**Exercise description**
Each entry below is to be extracted exactly.

**Records supplied**
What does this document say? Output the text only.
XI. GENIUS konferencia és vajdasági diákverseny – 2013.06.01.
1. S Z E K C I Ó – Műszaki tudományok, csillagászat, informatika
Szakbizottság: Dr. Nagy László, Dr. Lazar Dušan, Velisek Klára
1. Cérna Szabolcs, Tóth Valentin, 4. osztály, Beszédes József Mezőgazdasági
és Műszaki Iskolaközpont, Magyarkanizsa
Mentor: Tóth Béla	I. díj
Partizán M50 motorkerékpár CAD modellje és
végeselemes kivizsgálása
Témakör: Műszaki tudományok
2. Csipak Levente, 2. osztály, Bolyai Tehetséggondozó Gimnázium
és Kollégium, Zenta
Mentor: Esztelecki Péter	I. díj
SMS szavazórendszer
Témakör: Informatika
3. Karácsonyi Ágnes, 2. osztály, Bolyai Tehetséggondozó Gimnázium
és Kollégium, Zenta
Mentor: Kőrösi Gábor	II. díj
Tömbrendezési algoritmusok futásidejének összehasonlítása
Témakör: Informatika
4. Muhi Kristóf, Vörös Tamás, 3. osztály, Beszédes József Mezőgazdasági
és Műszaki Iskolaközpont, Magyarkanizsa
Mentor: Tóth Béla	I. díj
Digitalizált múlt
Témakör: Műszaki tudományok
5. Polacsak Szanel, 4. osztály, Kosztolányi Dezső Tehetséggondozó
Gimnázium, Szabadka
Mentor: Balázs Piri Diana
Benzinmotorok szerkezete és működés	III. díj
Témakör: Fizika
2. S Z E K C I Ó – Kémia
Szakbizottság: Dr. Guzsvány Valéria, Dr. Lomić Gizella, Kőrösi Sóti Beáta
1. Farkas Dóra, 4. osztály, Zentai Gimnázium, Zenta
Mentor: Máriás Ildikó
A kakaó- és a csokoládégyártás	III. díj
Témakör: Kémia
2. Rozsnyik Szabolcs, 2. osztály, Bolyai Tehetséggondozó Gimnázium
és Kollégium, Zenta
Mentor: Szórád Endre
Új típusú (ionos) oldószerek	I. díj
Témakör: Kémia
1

**Worked answer**
What does this document say? Output the text only.
XI. GENIUS konferencia és vajdasági diákverseny – 2013.06.01.
1. S Z E K C I Ó – Műszaki tudományok, csillagászat, informatika
Szakbizottság: Dr. Nagy László, Dr. Lazar Dušan, Velisek Klára
1. Cérna Szabolcs, Tóth Valentin, 4. osztály, Beszédes József Mezőgazdasági
és Műszaki Iskolaközpont, Magyarkanizsa
Mentor: Tóth Béla	I. díj
Partizán M50 motorkerékpár CAD modellje és
végeselemes kivizsgálása
Témakör: Műszaki tudományok
2. Csipak Levente, 2. osztály, Bolyai Tehetséggondozó Gimnázium
és Kollégium, Zenta
Mentor: Esztelecki Péter	I. díj
SMS szavazórendszer
Témakör: Informatika
3. Karácsonyi Ágnes, 2. osztály, Bolyai Tehetséggondozó Gimnázium
és Kollégium, Zenta
Mentor: Kőrösi Gábor	II. díj
Tömbrendezési algoritmusok futásidejének összehasonlítása
Témakör: Informatika
4. Muhi Kristóf, Vörös Tamás, 3. osztály, Beszédes József Mezőgazdasági
és Műszaki Iskolaközpont, Magyarkanizsa
Mentor: Tóth Béla	I. díj
Digitalizált múlt
Témakör: Műszaki tudományok
5. Polacsak Szanel, 4. osztály, Kosztolányi Dezső Tehetséggondozó
Gimnázium, Szabadka
Mentor: Balázs Piri Diana
Benzinmotorok szerkezete és működés	III. díj
Témakör: Fizika
2. S Z E K C I Ó – Kémia
Szakbizottság: Dr. Guzsvány Valéria, Dr. Lomić Gizella, Kőrösi Sóti Beáta
1. Farkas Dóra, 4. osztály, Zentai Gimnázium, Zenta
Mentor: Máriás Ildikó
A kakaó- és a csokoládégyártás	III. díj
Témakör: Kémia
2. Rozsnyik Szabolcs, 2. osztály, Bolyai Tehetséggondozó Gimnázium
és Kollégium, Zenta
Mentor: Szórád Endre
Új típusú (ionos) oldószerek	I. díj
Témakör: Kémia
1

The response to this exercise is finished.